Input:

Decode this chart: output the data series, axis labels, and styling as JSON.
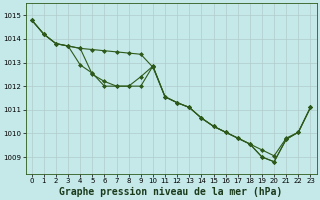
{
  "title": "Graphe pression niveau de la mer (hPa)",
  "bg_color": "#c5e8e8",
  "grid_color": "#b0cccc",
  "line_color": "#2d5a1b",
  "xlim": [
    -0.5,
    23.5
  ],
  "ylim": [
    1008.3,
    1015.5
  ],
  "yticks": [
    1009,
    1010,
    1011,
    1012,
    1013,
    1014,
    1015
  ],
  "xticks": [
    0,
    1,
    2,
    3,
    4,
    5,
    6,
    7,
    8,
    9,
    10,
    11,
    12,
    13,
    14,
    15,
    16,
    17,
    18,
    19,
    20,
    21,
    22,
    23
  ],
  "series1": [
    1014.8,
    1014.2,
    1013.8,
    1013.7,
    1013.6,
    1013.55,
    1013.5,
    1013.45,
    1013.4,
    1013.35,
    1012.8,
    1011.55,
    1011.3,
    1011.1,
    1010.65,
    1010.3,
    1010.05,
    1009.8,
    1009.55,
    1009.3,
    1009.05,
    1009.8,
    1010.05,
    1011.1
  ],
  "series2": [
    1014.8,
    1014.2,
    1013.8,
    1013.7,
    1012.9,
    1012.55,
    1012.0,
    1012.0,
    1012.0,
    1012.4,
    1012.85,
    1011.55,
    1011.3,
    1011.1,
    1010.65,
    1010.3,
    1010.05,
    1009.8,
    1009.55,
    1009.0,
    1008.8,
    1009.75,
    1010.05,
    1011.1
  ],
  "series3": [
    1014.8,
    1014.2,
    1013.8,
    1013.7,
    1013.6,
    1012.5,
    1012.2,
    1012.0,
    1012.0,
    1012.0,
    1012.85,
    1011.55,
    1011.3,
    1011.1,
    1010.65,
    1010.3,
    1010.05,
    1009.8,
    1009.55,
    1009.0,
    1008.8,
    1009.75,
    1010.05,
    1011.1
  ],
  "marker": "D",
  "marker_size": 2.0,
  "line_width": 0.8,
  "title_fontsize": 7,
  "tick_fontsize": 5.0,
  "fig_width": 3.2,
  "fig_height": 2.0,
  "dpi": 100
}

Task requirements: Print each record exactly as it stands, leaving the images out.

Full solution:
Decode this chart: output the data series, axis labels, and styling as JSON.
{
  "title": "Graphe pression niveau de la mer (hPa)",
  "bg_color": "#c5e8e8",
  "grid_color": "#b0cccc",
  "line_color": "#2d5a1b",
  "xlim": [
    -0.5,
    23.5
  ],
  "ylim": [
    1008.3,
    1015.5
  ],
  "yticks": [
    1009,
    1010,
    1011,
    1012,
    1013,
    1014,
    1015
  ],
  "xticks": [
    0,
    1,
    2,
    3,
    4,
    5,
    6,
    7,
    8,
    9,
    10,
    11,
    12,
    13,
    14,
    15,
    16,
    17,
    18,
    19,
    20,
    21,
    22,
    23
  ],
  "series1": [
    1014.8,
    1014.2,
    1013.8,
    1013.7,
    1013.6,
    1013.55,
    1013.5,
    1013.45,
    1013.4,
    1013.35,
    1012.8,
    1011.55,
    1011.3,
    1011.1,
    1010.65,
    1010.3,
    1010.05,
    1009.8,
    1009.55,
    1009.3,
    1009.05,
    1009.8,
    1010.05,
    1011.1
  ],
  "series2": [
    1014.8,
    1014.2,
    1013.8,
    1013.7,
    1012.9,
    1012.55,
    1012.0,
    1012.0,
    1012.0,
    1012.4,
    1012.85,
    1011.55,
    1011.3,
    1011.1,
    1010.65,
    1010.3,
    1010.05,
    1009.8,
    1009.55,
    1009.0,
    1008.8,
    1009.75,
    1010.05,
    1011.1
  ],
  "series3": [
    1014.8,
    1014.2,
    1013.8,
    1013.7,
    1013.6,
    1012.5,
    1012.2,
    1012.0,
    1012.0,
    1012.0,
    1012.85,
    1011.55,
    1011.3,
    1011.1,
    1010.65,
    1010.3,
    1010.05,
    1009.8,
    1009.55,
    1009.0,
    1008.8,
    1009.75,
    1010.05,
    1011.1
  ],
  "marker": "D",
  "marker_size": 2.0,
  "line_width": 0.8,
  "title_fontsize": 7,
  "tick_fontsize": 5.0,
  "fig_width": 3.2,
  "fig_height": 2.0,
  "dpi": 100
}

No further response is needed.